Prompt: Set down the full listing exactly as given. Any pictures are to be left out.

Data supplied:
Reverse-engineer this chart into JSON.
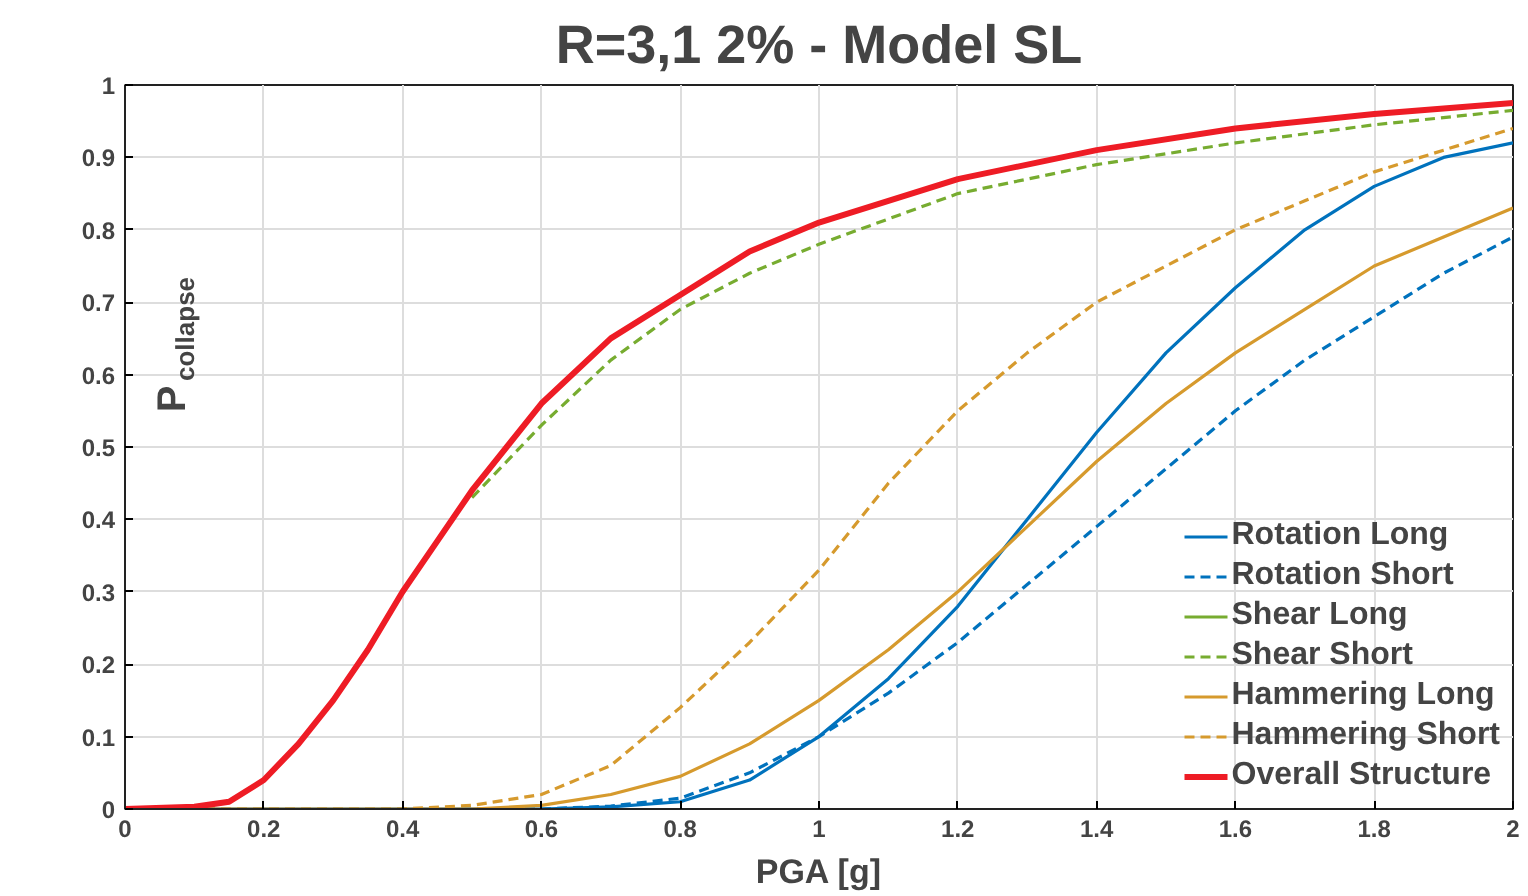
{
  "chart_data": {
    "type": "line",
    "title": "R=3,1 2% - Model SL",
    "xlabel": "PGA [g]",
    "ylabel": "P$_{collapse}$",
    "xlim": [
      0,
      2
    ],
    "ylim": [
      0,
      1
    ],
    "xticks": [
      0,
      0.2,
      0.4,
      0.6,
      0.8,
      1,
      1.2,
      1.4,
      1.6,
      1.8,
      2
    ],
    "yticks": [
      0,
      0.1,
      0.2,
      0.3,
      0.4,
      0.5,
      0.6,
      0.7,
      0.8,
      0.9,
      1
    ],
    "grid": true,
    "legend": "bottom right",
    "series": [
      {
        "name": "Rotation Long",
        "color": "#0072bd",
        "line_style": "solid",
        "x": [
          0,
          0.6,
          0.7,
          0.8,
          0.9,
          1.0,
          1.1,
          1.2,
          1.3,
          1.4,
          1.5,
          1.6,
          1.7,
          1.8,
          1.9,
          2.0
        ],
        "values": [
          0,
          0,
          0.003,
          0.01,
          0.04,
          0.1,
          0.18,
          0.28,
          0.4,
          0.52,
          0.63,
          0.72,
          0.8,
          0.86,
          0.9,
          0.92
        ]
      },
      {
        "name": "Rotation Short",
        "color": "#0072bd",
        "line_style": "dashed",
        "x": [
          0,
          0.6,
          0.7,
          0.8,
          0.9,
          1.0,
          1.1,
          1.2,
          1.3,
          1.4,
          1.5,
          1.6,
          1.7,
          1.8,
          1.9,
          2.0
        ],
        "values": [
          0,
          0,
          0.004,
          0.015,
          0.05,
          0.1,
          0.16,
          0.23,
          0.31,
          0.39,
          0.47,
          0.55,
          0.62,
          0.68,
          0.74,
          0.79
        ]
      },
      {
        "name": "Shear Long",
        "color": "#77ac30",
        "line_style": "solid"
      },
      {
        "name": "Shear Short",
        "color": "#77ac30",
        "line_style": "dashed",
        "x": [
          0.5,
          0.6,
          0.7,
          0.8,
          0.9,
          1.0,
          1.2,
          1.4,
          1.6,
          1.8,
          2.0
        ],
        "values": [
          0.43,
          0.53,
          0.62,
          0.69,
          0.74,
          0.78,
          0.85,
          0.89,
          0.92,
          0.945,
          0.965
        ]
      },
      {
        "name": "Hammering Long",
        "color": "#d69a2d",
        "line_style": "solid",
        "x": [
          0,
          0.5,
          0.6,
          0.7,
          0.8,
          0.9,
          1.0,
          1.1,
          1.2,
          1.3,
          1.4,
          1.5,
          1.6,
          1.7,
          1.8,
          1.9,
          2.0
        ],
        "values": [
          0,
          0,
          0.005,
          0.02,
          0.045,
          0.09,
          0.15,
          0.22,
          0.3,
          0.39,
          0.48,
          0.56,
          0.63,
          0.69,
          0.75,
          0.79,
          0.83
        ]
      },
      {
        "name": "Hammering Short",
        "color": "#d69a2d",
        "line_style": "dashed",
        "x": [
          0,
          0.4,
          0.5,
          0.6,
          0.7,
          0.8,
          0.9,
          1.0,
          1.1,
          1.2,
          1.3,
          1.4,
          1.5,
          1.6,
          1.7,
          1.8,
          1.9,
          2.0
        ],
        "values": [
          0,
          0,
          0.005,
          0.02,
          0.06,
          0.14,
          0.23,
          0.33,
          0.45,
          0.55,
          0.63,
          0.7,
          0.75,
          0.8,
          0.84,
          0.88,
          0.91,
          0.94
        ]
      },
      {
        "name": "Overall Structure",
        "color": "#ee1c25",
        "line_style": "solid",
        "x": [
          0,
          0.1,
          0.15,
          0.2,
          0.25,
          0.3,
          0.35,
          0.4,
          0.45,
          0.5,
          0.6,
          0.7,
          0.8,
          0.9,
          1.0,
          1.2,
          1.4,
          1.6,
          1.8,
          2.0
        ],
        "values": [
          0,
          0.003,
          0.01,
          0.04,
          0.09,
          0.15,
          0.22,
          0.3,
          0.37,
          0.44,
          0.56,
          0.65,
          0.71,
          0.77,
          0.81,
          0.87,
          0.91,
          0.94,
          0.96,
          0.975
        ]
      }
    ]
  }
}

Output below:
Reverse-engineer this chart into JSON.
{
  "chart_data": {
    "type": "line",
    "title": "R=3,1 2% - Model SL",
    "xlabel": "PGA [g]",
    "ylabel": "P$_{collapse}$",
    "xlim": [
      0,
      2
    ],
    "ylim": [
      0,
      1
    ],
    "xticks": [
      0,
      0.2,
      0.4,
      0.6,
      0.8,
      1,
      1.2,
      1.4,
      1.6,
      1.8,
      2
    ],
    "yticks": [
      0,
      0.1,
      0.2,
      0.3,
      0.4,
      0.5,
      0.6,
      0.7,
      0.8,
      0.9,
      1
    ],
    "grid": true,
    "legend": "bottom right",
    "series": [
      {
        "name": "Rotation Long",
        "color": "#0072bd",
        "line_style": "solid",
        "x": [
          0,
          0.6,
          0.7,
          0.8,
          0.9,
          1.0,
          1.1,
          1.2,
          1.3,
          1.4,
          1.5,
          1.6,
          1.7,
          1.8,
          1.9,
          2.0
        ],
        "values": [
          0,
          0,
          0.003,
          0.01,
          0.04,
          0.1,
          0.18,
          0.28,
          0.4,
          0.52,
          0.63,
          0.72,
          0.8,
          0.86,
          0.9,
          0.92
        ]
      },
      {
        "name": "Rotation Short",
        "color": "#0072bd",
        "line_style": "dashed",
        "x": [
          0,
          0.6,
          0.7,
          0.8,
          0.9,
          1.0,
          1.1,
          1.2,
          1.3,
          1.4,
          1.5,
          1.6,
          1.7,
          1.8,
          1.9,
          2.0
        ],
        "values": [
          0,
          0,
          0.004,
          0.015,
          0.05,
          0.1,
          0.16,
          0.23,
          0.31,
          0.39,
          0.47,
          0.55,
          0.62,
          0.68,
          0.74,
          0.79
        ]
      },
      {
        "name": "Shear Long",
        "color": "#77ac30",
        "line_style": "solid"
      },
      {
        "name": "Shear Short",
        "color": "#77ac30",
        "line_style": "dashed",
        "x": [
          0.5,
          0.6,
          0.7,
          0.8,
          0.9,
          1.0,
          1.2,
          1.4,
          1.6,
          1.8,
          2.0
        ],
        "values": [
          0.43,
          0.53,
          0.62,
          0.69,
          0.74,
          0.78,
          0.85,
          0.89,
          0.92,
          0.945,
          0.965
        ]
      },
      {
        "name": "Hammering Long",
        "color": "#d69a2d",
        "line_style": "solid",
        "x": [
          0,
          0.5,
          0.6,
          0.7,
          0.8,
          0.9,
          1.0,
          1.1,
          1.2,
          1.3,
          1.4,
          1.5,
          1.6,
          1.7,
          1.8,
          1.9,
          2.0
        ],
        "values": [
          0,
          0,
          0.005,
          0.02,
          0.045,
          0.09,
          0.15,
          0.22,
          0.3,
          0.39,
          0.48,
          0.56,
          0.63,
          0.69,
          0.75,
          0.79,
          0.83
        ]
      },
      {
        "name": "Hammering Short",
        "color": "#d69a2d",
        "line_style": "dashed",
        "x": [
          0,
          0.4,
          0.5,
          0.6,
          0.7,
          0.8,
          0.9,
          1.0,
          1.1,
          1.2,
          1.3,
          1.4,
          1.5,
          1.6,
          1.7,
          1.8,
          1.9,
          2.0
        ],
        "values": [
          0,
          0,
          0.005,
          0.02,
          0.06,
          0.14,
          0.23,
          0.33,
          0.45,
          0.55,
          0.63,
          0.7,
          0.75,
          0.8,
          0.84,
          0.88,
          0.91,
          0.94
        ]
      },
      {
        "name": "Overall Structure",
        "color": "#ee1c25",
        "line_style": "solid",
        "x": [
          0,
          0.1,
          0.15,
          0.2,
          0.25,
          0.3,
          0.35,
          0.4,
          0.45,
          0.5,
          0.6,
          0.7,
          0.8,
          0.9,
          1.0,
          1.2,
          1.4,
          1.6,
          1.8,
          2.0
        ],
        "values": [
          0,
          0.003,
          0.01,
          0.04,
          0.09,
          0.15,
          0.22,
          0.3,
          0.37,
          0.44,
          0.56,
          0.65,
          0.71,
          0.77,
          0.81,
          0.87,
          0.91,
          0.94,
          0.96,
          0.975
        ]
      }
    ]
  }
}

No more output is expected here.